***** Input

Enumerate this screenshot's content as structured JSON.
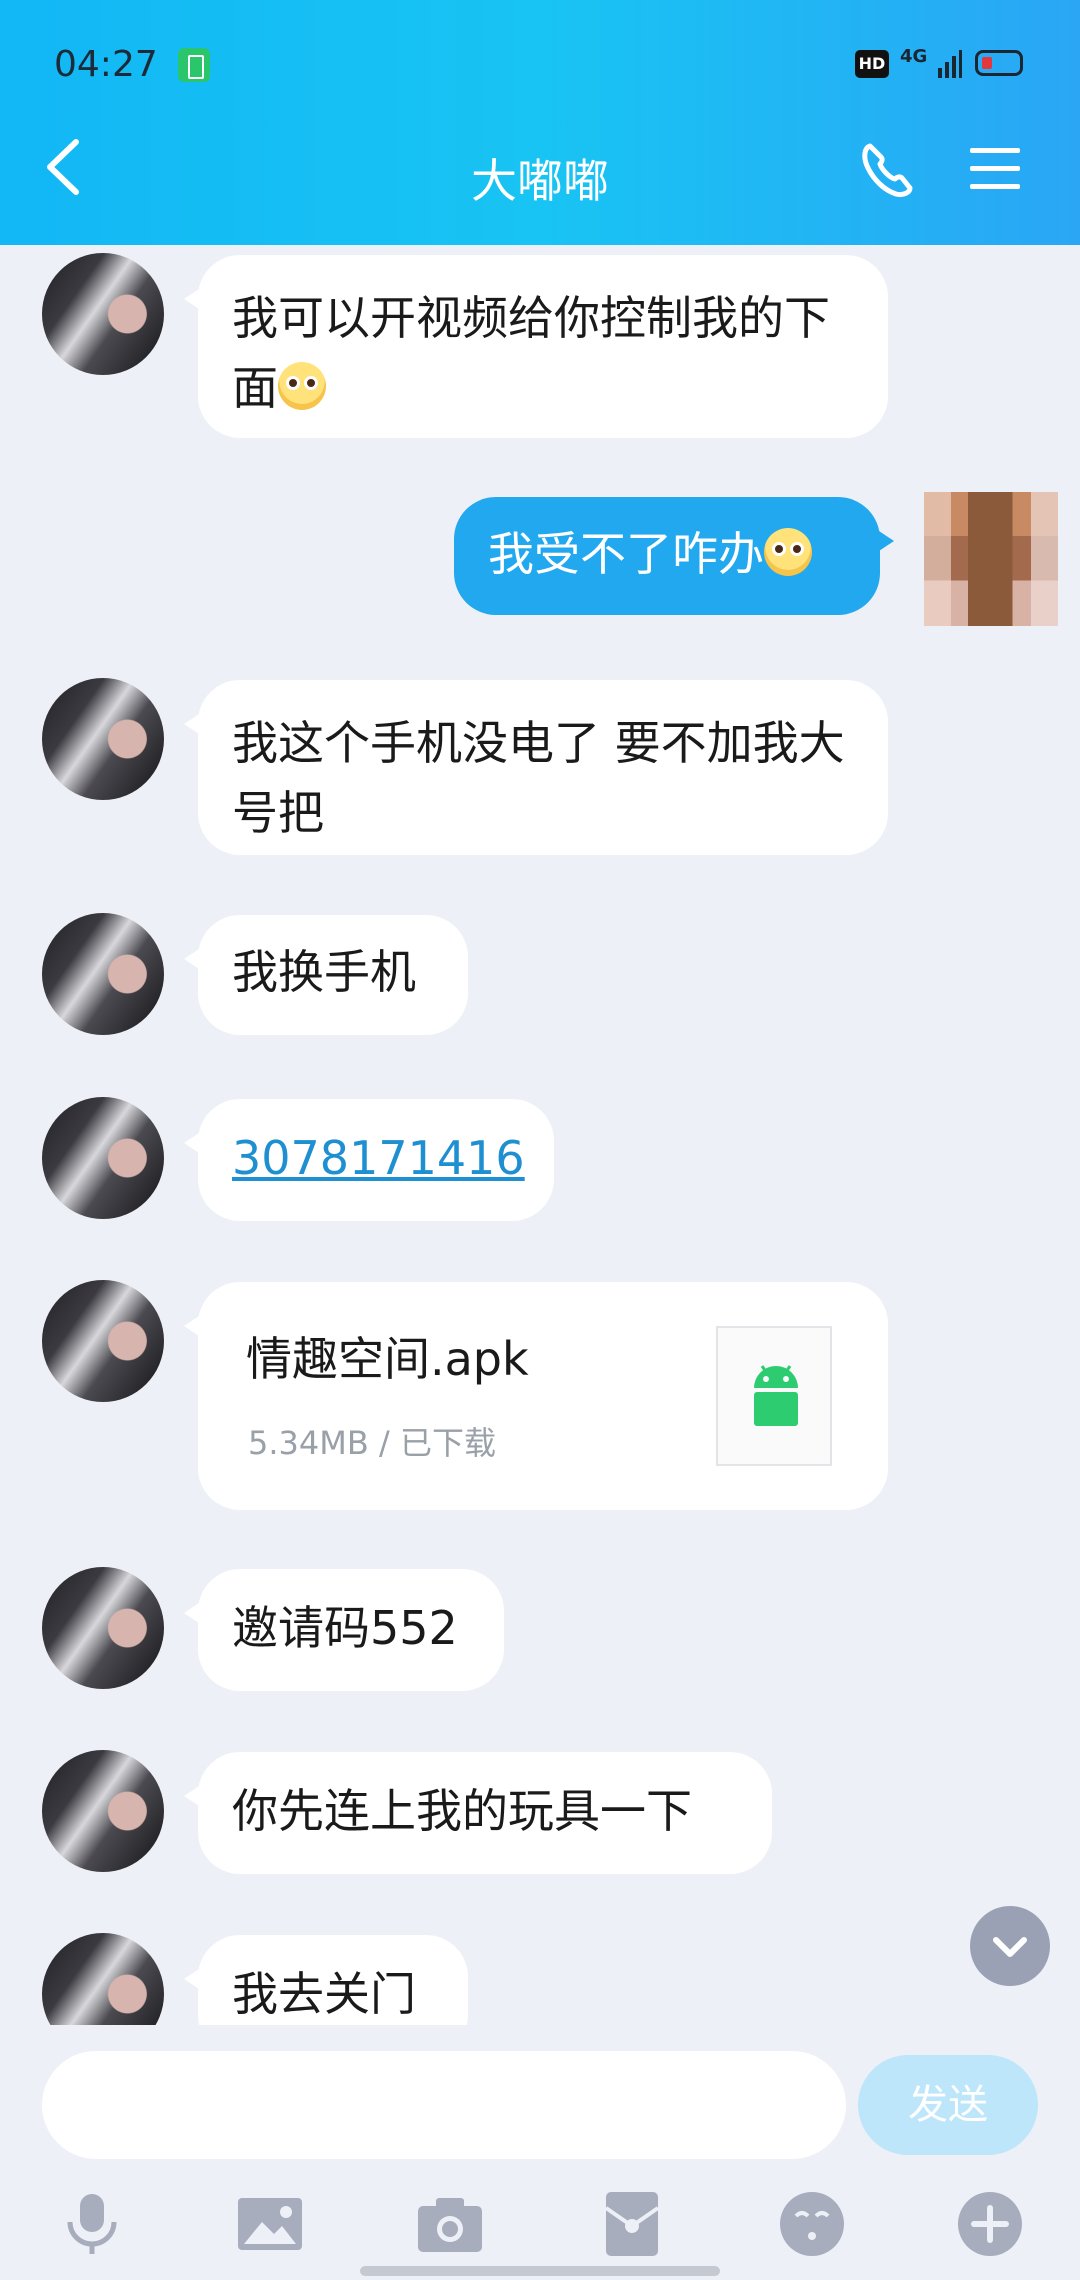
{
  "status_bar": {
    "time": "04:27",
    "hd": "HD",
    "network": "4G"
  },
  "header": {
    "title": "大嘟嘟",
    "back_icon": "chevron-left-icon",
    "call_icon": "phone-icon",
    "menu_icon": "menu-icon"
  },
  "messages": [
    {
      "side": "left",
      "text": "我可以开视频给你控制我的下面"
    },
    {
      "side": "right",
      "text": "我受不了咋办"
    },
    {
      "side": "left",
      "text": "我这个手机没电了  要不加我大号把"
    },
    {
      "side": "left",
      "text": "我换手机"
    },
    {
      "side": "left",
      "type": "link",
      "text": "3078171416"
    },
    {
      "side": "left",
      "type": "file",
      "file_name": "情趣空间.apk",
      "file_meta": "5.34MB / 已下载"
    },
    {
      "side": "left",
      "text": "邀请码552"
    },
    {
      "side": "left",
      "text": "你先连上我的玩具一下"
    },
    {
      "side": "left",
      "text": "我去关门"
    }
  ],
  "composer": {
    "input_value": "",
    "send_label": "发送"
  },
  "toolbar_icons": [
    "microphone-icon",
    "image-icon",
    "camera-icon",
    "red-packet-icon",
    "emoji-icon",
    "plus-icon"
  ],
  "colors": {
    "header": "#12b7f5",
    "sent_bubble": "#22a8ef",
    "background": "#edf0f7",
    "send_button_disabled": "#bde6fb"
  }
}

**********

Task instructions: Leave out the pictures and return every record word for word.

Reply to the exercise:
Enumerate this screenshot's content as structured JSON.
{
  "status_bar": {
    "time": "04:27",
    "hd": "HD",
    "network": "4G"
  },
  "header": {
    "title": "大嘟嘟",
    "back_icon": "chevron-left-icon",
    "call_icon": "phone-icon",
    "menu_icon": "menu-icon"
  },
  "messages": [
    {
      "side": "left",
      "text": "我可以开视频给你控制我的下面"
    },
    {
      "side": "right",
      "text": "我受不了咋办"
    },
    {
      "side": "left",
      "text": "我这个手机没电了  要不加我大号把"
    },
    {
      "side": "left",
      "text": "我换手机"
    },
    {
      "side": "left",
      "type": "link",
      "text": "3078171416"
    },
    {
      "side": "left",
      "type": "file",
      "file_name": "情趣空间.apk",
      "file_meta": "5.34MB / 已下载"
    },
    {
      "side": "left",
      "text": "邀请码552"
    },
    {
      "side": "left",
      "text": "你先连上我的玩具一下"
    },
    {
      "side": "left",
      "text": "我去关门"
    }
  ],
  "composer": {
    "input_value": "",
    "send_label": "发送"
  },
  "toolbar_icons": [
    "microphone-icon",
    "image-icon",
    "camera-icon",
    "red-packet-icon",
    "emoji-icon",
    "plus-icon"
  ],
  "colors": {
    "header": "#12b7f5",
    "sent_bubble": "#22a8ef",
    "background": "#edf0f7",
    "send_button_disabled": "#bde6fb"
  }
}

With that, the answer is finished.